* [AIM]:
Return every line below in which "over" appears.
□ □ □ □ □ □ □
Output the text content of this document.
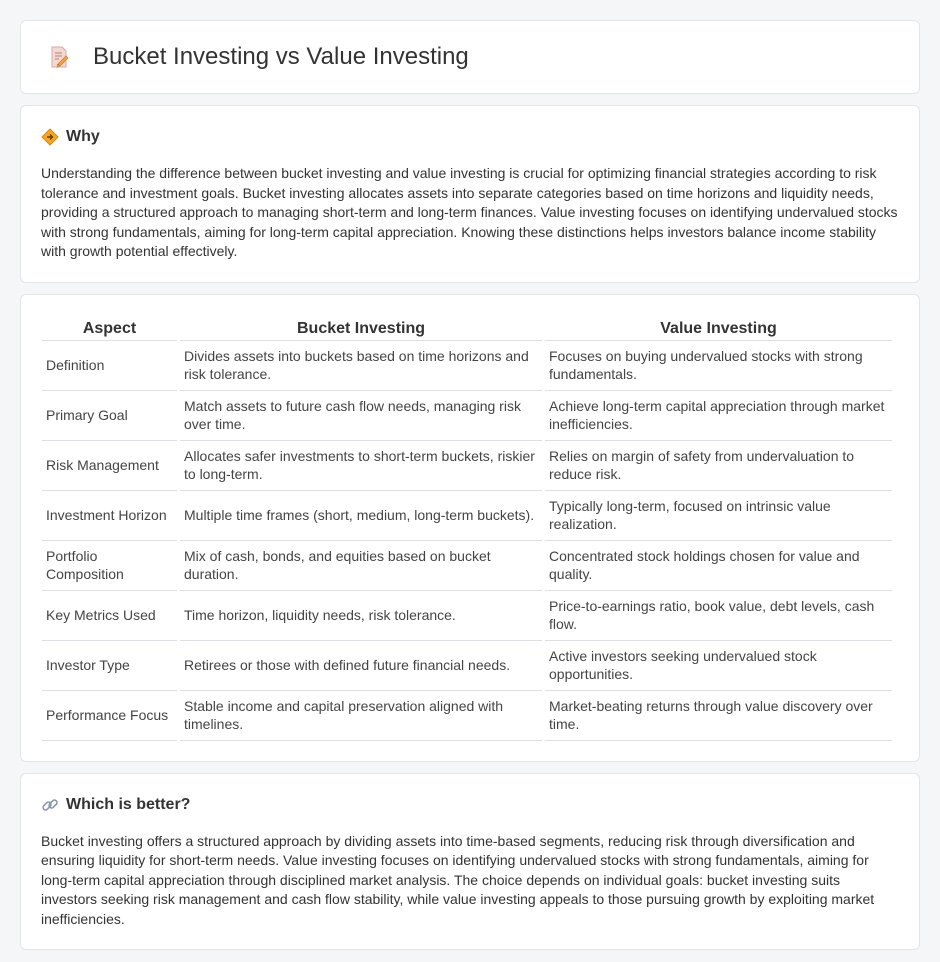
Bucket Investing vs Value Investing
Why

Understanding the difference between bucket investing and value investing is crucial for optimizing financial strategies according to risk tolerance and investment goals. Bucket investing allocates assets into separate categories based on time horizons and liquidity needs, providing a structured approach to managing short-term and long-term finances. Value investing focuses on identifying undervalued stocks with strong fundamentals, aiming for long-term capital appreciation. Knowing these distinctions helps investors balance income stability with growth potential effectively.

Aspect	Bucket Investing	Value Investing
Definition	Divides assets into buckets based on time horizons and risk tolerance.	Focuses on buying undervalued stocks with strong fundamentals.
Primary Goal	Match assets to future cash flow needs, managing risk over time.	Achieve long-term capital appreciation through market inefficiencies.
Risk Management	Allocates safer investments to short-term buckets, riskier to long-term.	Relies on margin of safety from undervaluation to reduce risk.
Investment Horizon	Multiple time frames (short, medium, long-term buckets).	Typically long-term, focused on intrinsic value realization.
Portfolio Composition	Mix of cash, bonds, and equities based on bucket duration.	Concentrated stock holdings chosen for value and quality.
Key Metrics Used	Time horizon, liquidity needs, risk tolerance.	Price-to-earnings ratio, book value, debt levels, cash flow.
Investor Type	Retirees or those with defined future financial needs.	Active investors seeking undervalued stock opportunities.
Performance Focus	Stable income and capital preservation aligned with timelines.	Market-beating returns through value discovery over time.
Which is better?

Bucket investing offers a structured approach by dividing assets into time-based segments, reducing risk through diversification and ensuring liquidity for short-term needs. Value investing focuses on identifying undervalued stocks with strong fundamentals, aiming for long-term capital appreciation through disciplined market analysis. The choice depends on individual goals: bucket investing suits investors seeking risk management and cash flow stability, while value investing appeals to those pursuing growth by exploiting market inefficiencies.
□ □ □ □ □ □ □
* [RESPONSE]:
Primary Goal	Match assets to future cash flow needs, managing risk over time.	Achieve long-term capital appreciation through market inefficiencies.
Performance Focus	Stable income and capital preservation aligned with timelines.	Market-beating returns through value discovery over time.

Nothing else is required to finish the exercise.